Collected data:
↓

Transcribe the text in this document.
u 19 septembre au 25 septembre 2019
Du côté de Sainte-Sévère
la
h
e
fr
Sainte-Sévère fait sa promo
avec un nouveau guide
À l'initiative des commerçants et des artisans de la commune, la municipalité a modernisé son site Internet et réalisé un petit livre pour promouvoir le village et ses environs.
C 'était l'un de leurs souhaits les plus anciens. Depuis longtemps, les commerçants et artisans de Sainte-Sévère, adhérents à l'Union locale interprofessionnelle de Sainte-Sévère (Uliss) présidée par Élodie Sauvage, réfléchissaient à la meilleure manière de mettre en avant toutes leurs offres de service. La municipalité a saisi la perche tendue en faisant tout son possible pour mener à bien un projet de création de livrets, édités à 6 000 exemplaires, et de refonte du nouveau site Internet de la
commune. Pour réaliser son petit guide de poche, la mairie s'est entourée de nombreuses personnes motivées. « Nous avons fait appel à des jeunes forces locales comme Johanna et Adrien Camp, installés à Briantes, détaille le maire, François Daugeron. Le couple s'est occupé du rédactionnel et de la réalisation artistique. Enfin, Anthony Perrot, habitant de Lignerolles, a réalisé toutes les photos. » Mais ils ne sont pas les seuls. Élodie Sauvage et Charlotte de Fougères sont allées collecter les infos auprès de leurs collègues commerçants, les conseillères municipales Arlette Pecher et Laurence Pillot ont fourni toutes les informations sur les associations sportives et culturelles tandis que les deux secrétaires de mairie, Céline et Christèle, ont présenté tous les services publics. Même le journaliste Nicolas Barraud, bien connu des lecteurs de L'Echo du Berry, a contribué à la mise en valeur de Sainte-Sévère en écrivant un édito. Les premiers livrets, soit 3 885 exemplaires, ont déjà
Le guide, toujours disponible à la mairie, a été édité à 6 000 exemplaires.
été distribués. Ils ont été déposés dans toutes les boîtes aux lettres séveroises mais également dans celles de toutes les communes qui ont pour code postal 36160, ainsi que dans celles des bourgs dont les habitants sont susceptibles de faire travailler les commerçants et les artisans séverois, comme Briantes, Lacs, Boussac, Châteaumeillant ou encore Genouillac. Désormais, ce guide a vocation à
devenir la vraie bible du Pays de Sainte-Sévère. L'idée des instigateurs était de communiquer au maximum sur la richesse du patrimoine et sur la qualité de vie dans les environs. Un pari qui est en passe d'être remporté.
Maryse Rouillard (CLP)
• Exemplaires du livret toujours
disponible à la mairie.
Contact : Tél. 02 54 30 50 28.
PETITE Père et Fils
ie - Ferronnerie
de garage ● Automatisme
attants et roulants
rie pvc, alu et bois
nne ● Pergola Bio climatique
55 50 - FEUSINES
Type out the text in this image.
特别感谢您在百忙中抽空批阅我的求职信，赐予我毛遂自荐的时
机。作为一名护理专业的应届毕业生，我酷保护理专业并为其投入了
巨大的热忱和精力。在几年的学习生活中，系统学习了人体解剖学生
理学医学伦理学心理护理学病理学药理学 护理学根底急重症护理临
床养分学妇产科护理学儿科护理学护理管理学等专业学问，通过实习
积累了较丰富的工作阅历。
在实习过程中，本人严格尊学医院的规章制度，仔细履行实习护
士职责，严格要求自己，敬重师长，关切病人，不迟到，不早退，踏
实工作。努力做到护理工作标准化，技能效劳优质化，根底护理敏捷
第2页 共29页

↑

* [Stated goal]
Copy out every line from the one containing "Type out the text in this image." to the end of the material, both ends included.

* [Output below]
Type out the text in this image.
特别感谢您在百忙中抽空批阅我的求职信，赐予我毛遂自荐的时
机。作为一名护理专业的应届毕业生，我酷保护理专业并为其投入了
巨大的热忱和精力。在几年的学习生活中，系统学习了人体解剖学生
理学医学伦理学心理护理学病理学药理学 护理学根底急重症护理临
床养分学妇产科护理学儿科护理学护理管理学等专业学问，通过实习
积累了较丰富的工作阅历。
在实习过程中，本人严格尊学医院的规章制度，仔细履行实习护
士职责，严格要求自己，敬重师长，关切病人，不迟到，不早退，踏
实工作。努力做到护理工作标准化，技能效劳优质化，根底护理敏捷
第2页 共29页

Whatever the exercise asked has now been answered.